_What you have to do_.
Set down the records once more, please, exactly and with the pictures left out.

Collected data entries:
▬▬▬▬▬▬▬▬▬▬
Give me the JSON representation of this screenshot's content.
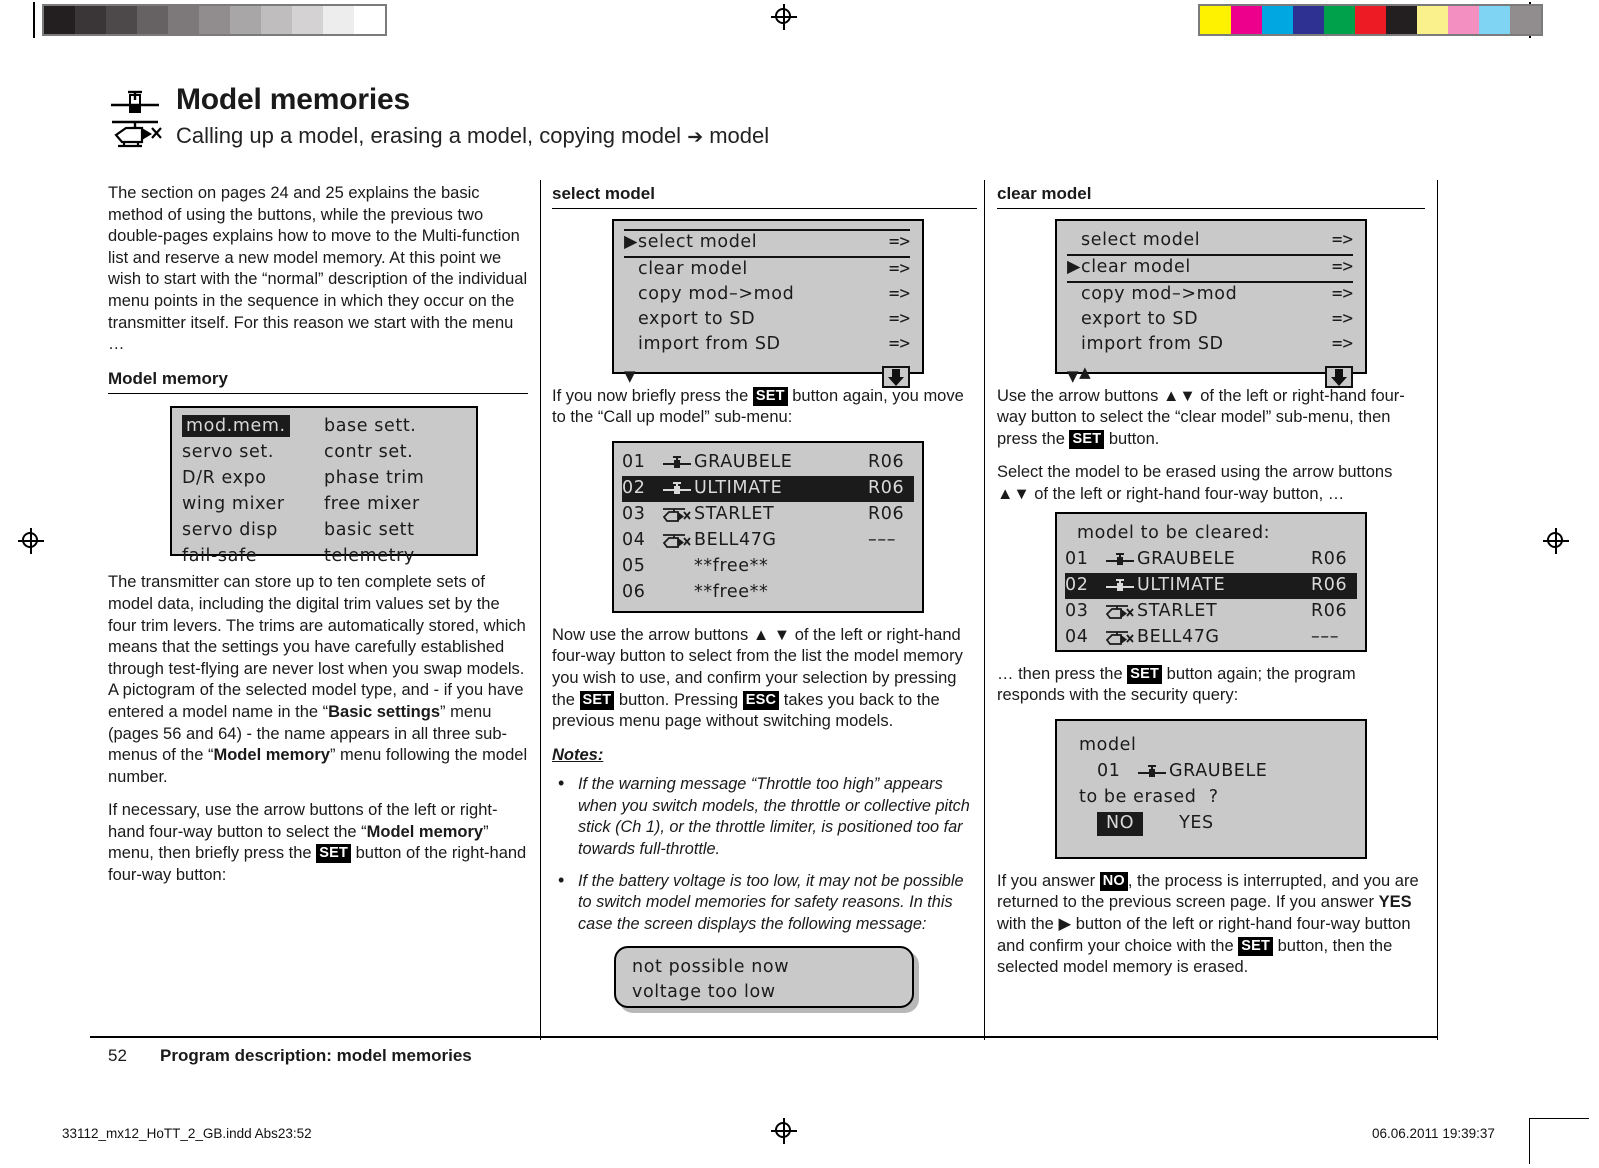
{
  "calibration": {
    "gray_steps": [
      "#231f20",
      "#3a3537",
      "#4d4849",
      "#666162",
      "#7d797a",
      "#918d8e",
      "#a9a6a7",
      "#bfbdbe",
      "#d4d2d3",
      "#eeeded",
      "#ffffff"
    ],
    "color_steps": [
      "#fff200",
      "#ec008c",
      "#00a7e1",
      "#2e3192",
      "#00a14b",
      "#ed1c24",
      "#231f20",
      "#fbf18c",
      "#f490c1",
      "#7fd4f4",
      "#918d8e"
    ]
  },
  "header": {
    "title": "Model memories",
    "subtitle_pre": "Calling up a model, erasing a model, copying model ",
    "subtitle_arrow": "➔",
    "subtitle_post": " model",
    "icon_plane": "airplane-pictogram",
    "icon_heli": "helicopter-pictogram"
  },
  "col1": {
    "intro": "The section on pages 24 and 25 explains the basic method of using the buttons, while the previous two double-pages explains how to move to the Multi-function list and reserve a new model memory. At this point we wish to start with the “normal” description of the individual menu points in the sequence in which they occur on the transmitter itself. For this reason we start with the menu …",
    "heading": "Model memory",
    "lcd_menu": {
      "left": [
        "mod.mem.",
        "servo set.",
        "D/R expo",
        "wing mixer",
        "servo disp",
        "fail-safe"
      ],
      "right": [
        "base sett.",
        "contr set.",
        "phase trim",
        "free mixer",
        "basic sett",
        "telemetry"
      ],
      "selected": "mod.mem."
    },
    "p2_a": "The transmitter can store up to ten complete sets of model data, including the digital trim values set by the four trim levers. The trims are automatically stored, which means that the settings you have carefully established through test-flying are never lost when you swap models. A pictogram of the selected model type, and - if you have entered a model name in the “",
    "p2_b": "Basic settings",
    "p2_c": "” menu (pages 56 and 64) - the name appears in all three sub-menus of the “",
    "p2_d": "Model memory",
    "p2_e": "” menu following the model number.",
    "p3_a": "If necessary, use the arrow buttons of the left or right-hand four-way button to select the “",
    "p3_b": "Model memory",
    "p3_c": "” menu, then briefly press the ",
    "p3_key": "SET",
    "p3_d": " button of the right-hand four-way button:"
  },
  "col2": {
    "heading": "select model",
    "lcd_menu": {
      "rows": [
        {
          "label": "select model",
          "value": "=>",
          "cursor": true,
          "selected": true
        },
        {
          "label": "clear model",
          "value": "=>",
          "cursor": false,
          "selected": false
        },
        {
          "label": "copy mod–>mod",
          "value": "=>",
          "cursor": false,
          "selected": false
        },
        {
          "label": "export to SD",
          "value": "=>",
          "cursor": false,
          "selected": false
        },
        {
          "label": "import from SD",
          "value": "=>",
          "cursor": false,
          "selected": false
        }
      ],
      "pager_down": "▼",
      "pager_up": "",
      "sd_icon": "sd-card-icon"
    },
    "p1_a": "If you now briefly press the ",
    "p1_key": "SET",
    "p1_b": " button again, you move to the “Call up model” sub-menu:",
    "lcd_list": {
      "rows": [
        {
          "num": "01",
          "pic": "plane",
          "name": "GRAUBELE",
          "rx": "R06",
          "selected": false
        },
        {
          "num": "02",
          "pic": "plane",
          "name": "ULTIMATE",
          "rx": "R06",
          "selected": true
        },
        {
          "num": "03",
          "pic": "heli",
          "name": "STARLET",
          "rx": "R06",
          "selected": false
        },
        {
          "num": "04",
          "pic": "heli",
          "name": "BELL47G",
          "rx": "–––",
          "selected": false
        },
        {
          "num": "05",
          "pic": "",
          "name": "**free**",
          "rx": "",
          "selected": false
        },
        {
          "num": "06",
          "pic": "",
          "name": "**free**",
          "rx": "",
          "selected": false
        }
      ]
    },
    "p2_a": "Now use the arrow buttons ",
    "p2_arrows": "▲ ▼",
    "p2_b": " of the left or right-hand four-way button to select from the list the model memory you wish to use, and confirm your selection by pressing the ",
    "p2_key1": "SET",
    "p2_c": " button. Pressing ",
    "p2_key2": "ESC",
    "p2_d": " takes you back to the previous menu page without switching models.",
    "notes_title": "Notes:",
    "notes": [
      "If the warning message “Throttle too high” appears when you switch models, the throttle or collective pitch stick (Ch 1), or the throttle limiter, is positioned too far towards full-throttle.",
      "If the battery voltage is too low, it may not be possible to switch model memories for safety reasons. In this case the screen displays the following message:"
    ],
    "lcd_warning": {
      "line1": "not possible now",
      "line2": "voltage too low"
    }
  },
  "col3": {
    "heading": "clear model",
    "lcd_menu": {
      "rows": [
        {
          "label": "select model",
          "value": "=>",
          "cursor": false,
          "selected": false
        },
        {
          "label": "clear model",
          "value": "=>",
          "cursor": true,
          "selected": true
        },
        {
          "label": "copy mod–>mod",
          "value": "=>",
          "cursor": false,
          "selected": false
        },
        {
          "label": "export to SD",
          "value": "=>",
          "cursor": false,
          "selected": false
        },
        {
          "label": "import from SD",
          "value": "=>",
          "cursor": false,
          "selected": false
        }
      ],
      "pager_down": "▼",
      "pager_up": "▲",
      "sd_icon": "sd-card-icon"
    },
    "p1_a": "Use the arrow buttons ",
    "p1_arrows": "▲▼",
    "p1_b": " of the left or right-hand four-way button to select the “clear model” sub-menu, then press the ",
    "p1_key": "SET",
    "p1_c": " button.",
    "p2_a": "Select the model to be erased using the arrow buttons ",
    "p2_arrows": "▲▼",
    "p2_b": " of the left or right-hand four-way button, …",
    "lcd_clear": {
      "title": "model to be cleared:",
      "rows": [
        {
          "num": "01",
          "pic": "plane",
          "name": "GRAUBELE",
          "rx": "R06",
          "selected": false
        },
        {
          "num": "02",
          "pic": "plane",
          "name": "ULTIMATE",
          "rx": "R06",
          "selected": true
        },
        {
          "num": "03",
          "pic": "heli",
          "name": "STARLET",
          "rx": "R06",
          "selected": false
        },
        {
          "num": "04",
          "pic": "heli",
          "name": "BELL47G",
          "rx": "–––",
          "selected": false
        }
      ]
    },
    "p3_a": "… then press the ",
    "p3_key": "SET",
    "p3_b": " button again; the program responds with the security query:",
    "lcd_query": {
      "line1": "model",
      "num": "01",
      "pic": "plane",
      "name": "GRAUBELE",
      "line3": "to be erased  ?",
      "no": "NO",
      "yes": "YES",
      "selected": "NO"
    },
    "p4_a": "If you answer ",
    "p4_key1": "NO",
    "p4_b": ", the process is interrupted, and you are returned to the previous screen page. If you answer ",
    "p4_yes": "YES",
    "p4_c": " with the ",
    "p4_arrow": "▶",
    "p4_d": " button of the left or right-hand four-way button and confirm your choice with the ",
    "p4_key2": "SET",
    "p4_e": " button, then the selected model memory is erased."
  },
  "footer": {
    "page_number": "52",
    "running_title": "Program description: model memories",
    "file_left": "33112_mx12_HoTT_2_GB.indd   Abs23:52",
    "file_right": "06.06.2011   19:39:37"
  }
}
▬▬▬▬▬▬▬▬▬▬
_Result below_.
Give me the JSON representation of this screenshot's content.
{
  "calibration": {
    "gray_steps": [
      "#231f20",
      "#3a3537",
      "#4d4849",
      "#666162",
      "#7d797a",
      "#918d8e",
      "#a9a6a7",
      "#bfbdbe",
      "#d4d2d3",
      "#eeeded",
      "#ffffff"
    ],
    "color_steps": [
      "#fff200",
      "#ec008c",
      "#00a7e1",
      "#2e3192",
      "#00a14b",
      "#ed1c24",
      "#231f20",
      "#fbf18c",
      "#f490c1",
      "#7fd4f4",
      "#918d8e"
    ]
  },
  "header": {
    "title": "Model memories",
    "subtitle_pre": "Calling up a model, erasing a model, copying model ",
    "subtitle_arrow": "➔",
    "subtitle_post": " model",
    "icon_plane": "airplane-pictogram",
    "icon_heli": "helicopter-pictogram"
  },
  "col1": {
    "intro": "The section on pages 24 and 25 explains the basic method of using the buttons, while the previous two double-pages explains how to move to the Multi-function list and reserve a new model memory. At this point we wish to start with the “normal” description of the individual menu points in the sequence in which they occur on the transmitter itself. For this reason we start with the menu …",
    "heading": "Model memory",
    "lcd_menu": {
      "left": [
        "mod.mem.",
        "servo set.",
        "D/R expo",
        "wing mixer",
        "servo disp",
        "fail-safe"
      ],
      "right": [
        "base sett.",
        "contr set.",
        "phase trim",
        "free mixer",
        "basic sett",
        "telemetry"
      ],
      "selected": "mod.mem."
    },
    "p2_a": "The transmitter can store up to ten complete sets of model data, including the digital trim values set by the four trim levers. The trims are automatically stored, which means that the settings you have carefully established through test-flying are never lost when you swap models. A pictogram of the selected model type, and - if you have entered a model name in the “",
    "p2_b": "Basic settings",
    "p2_c": "” menu (pages 56 and 64) - the name appears in all three sub-menus of the “",
    "p2_d": "Model memory",
    "p2_e": "” menu following the model number.",
    "p3_a": "If necessary, use the arrow buttons of the left or right-hand four-way button to select the “",
    "p3_b": "Model memory",
    "p3_c": "” menu, then briefly press the ",
    "p3_key": "SET",
    "p3_d": " button of the right-hand four-way button:"
  },
  "col2": {
    "heading": "select model",
    "lcd_menu": {
      "rows": [
        {
          "label": "select model",
          "value": "=>",
          "cursor": true,
          "selected": true
        },
        {
          "label": "clear model",
          "value": "=>",
          "cursor": false,
          "selected": false
        },
        {
          "label": "copy mod–>mod",
          "value": "=>",
          "cursor": false,
          "selected": false
        },
        {
          "label": "export to SD",
          "value": "=>",
          "cursor": false,
          "selected": false
        },
        {
          "label": "import from SD",
          "value": "=>",
          "cursor": false,
          "selected": false
        }
      ],
      "pager_down": "▼",
      "pager_up": "",
      "sd_icon": "sd-card-icon"
    },
    "p1_a": "If you now briefly press the ",
    "p1_key": "SET",
    "p1_b": " button again, you move to the “Call up model” sub-menu:",
    "lcd_list": {
      "rows": [
        {
          "num": "01",
          "pic": "plane",
          "name": "GRAUBELE",
          "rx": "R06",
          "selected": false
        },
        {
          "num": "02",
          "pic": "plane",
          "name": "ULTIMATE",
          "rx": "R06",
          "selected": true
        },
        {
          "num": "03",
          "pic": "heli",
          "name": "STARLET",
          "rx": "R06",
          "selected": false
        },
        {
          "num": "04",
          "pic": "heli",
          "name": "BELL47G",
          "rx": "–––",
          "selected": false
        },
        {
          "num": "05",
          "pic": "",
          "name": "**free**",
          "rx": "",
          "selected": false
        },
        {
          "num": "06",
          "pic": "",
          "name": "**free**",
          "rx": "",
          "selected": false
        }
      ]
    },
    "p2_a": "Now use the arrow buttons ",
    "p2_arrows": "▲ ▼",
    "p2_b": " of the left or right-hand four-way button to select from the list the model memory you wish to use, and confirm your selection by pressing the ",
    "p2_key1": "SET",
    "p2_c": " button. Pressing ",
    "p2_key2": "ESC",
    "p2_d": " takes you back to the previous menu page without switching models.",
    "notes_title": "Notes:",
    "notes": [
      "If the warning message “Throttle too high” appears when you switch models, the throttle or collective pitch stick (Ch 1), or the throttle limiter, is positioned too far towards full-throttle.",
      "If the battery voltage is too low, it may not be possible to switch model memories for safety reasons. In this case the screen displays the following message:"
    ],
    "lcd_warning": {
      "line1": "not possible now",
      "line2": "voltage too low"
    }
  },
  "col3": {
    "heading": "clear model",
    "lcd_menu": {
      "rows": [
        {
          "label": "select model",
          "value": "=>",
          "cursor": false,
          "selected": false
        },
        {
          "label": "clear model",
          "value": "=>",
          "cursor": true,
          "selected": true
        },
        {
          "label": "copy mod–>mod",
          "value": "=>",
          "cursor": false,
          "selected": false
        },
        {
          "label": "export to SD",
          "value": "=>",
          "cursor": false,
          "selected": false
        },
        {
          "label": "import from SD",
          "value": "=>",
          "cursor": false,
          "selected": false
        }
      ],
      "pager_down": "▼",
      "pager_up": "▲",
      "sd_icon": "sd-card-icon"
    },
    "p1_a": "Use the arrow buttons ",
    "p1_arrows": "▲▼",
    "p1_b": " of the left or right-hand four-way button to select the “clear model” sub-menu, then press the ",
    "p1_key": "SET",
    "p1_c": " button.",
    "p2_a": "Select the model to be erased using the arrow buttons ",
    "p2_arrows": "▲▼",
    "p2_b": " of the left or right-hand four-way button, …",
    "lcd_clear": {
      "title": "model to be cleared:",
      "rows": [
        {
          "num": "01",
          "pic": "plane",
          "name": "GRAUBELE",
          "rx": "R06",
          "selected": false
        },
        {
          "num": "02",
          "pic": "plane",
          "name": "ULTIMATE",
          "rx": "R06",
          "selected": true
        },
        {
          "num": "03",
          "pic": "heli",
          "name": "STARLET",
          "rx": "R06",
          "selected": false
        },
        {
          "num": "04",
          "pic": "heli",
          "name": "BELL47G",
          "rx": "–––",
          "selected": false
        }
      ]
    },
    "p3_a": "… then press the ",
    "p3_key": "SET",
    "p3_b": " button again; the program responds with the security query:",
    "lcd_query": {
      "line1": "model",
      "num": "01",
      "pic": "plane",
      "name": "GRAUBELE",
      "line3": "to be erased  ?",
      "no": "NO",
      "yes": "YES",
      "selected": "NO"
    },
    "p4_a": "If you answer ",
    "p4_key1": "NO",
    "p4_b": ", the process is interrupted, and you are returned to the previous screen page. If you answer ",
    "p4_yes": "YES",
    "p4_c": " with the ",
    "p4_arrow": "▶",
    "p4_d": " button of the left or right-hand four-way button and confirm your choice with the ",
    "p4_key2": "SET",
    "p4_e": " button, then the selected model memory is erased."
  },
  "footer": {
    "page_number": "52",
    "running_title": "Program description: model memories",
    "file_left": "33112_mx12_HoTT_2_GB.indd   Abs23:52",
    "file_right": "06.06.2011   19:39:37"
  }
}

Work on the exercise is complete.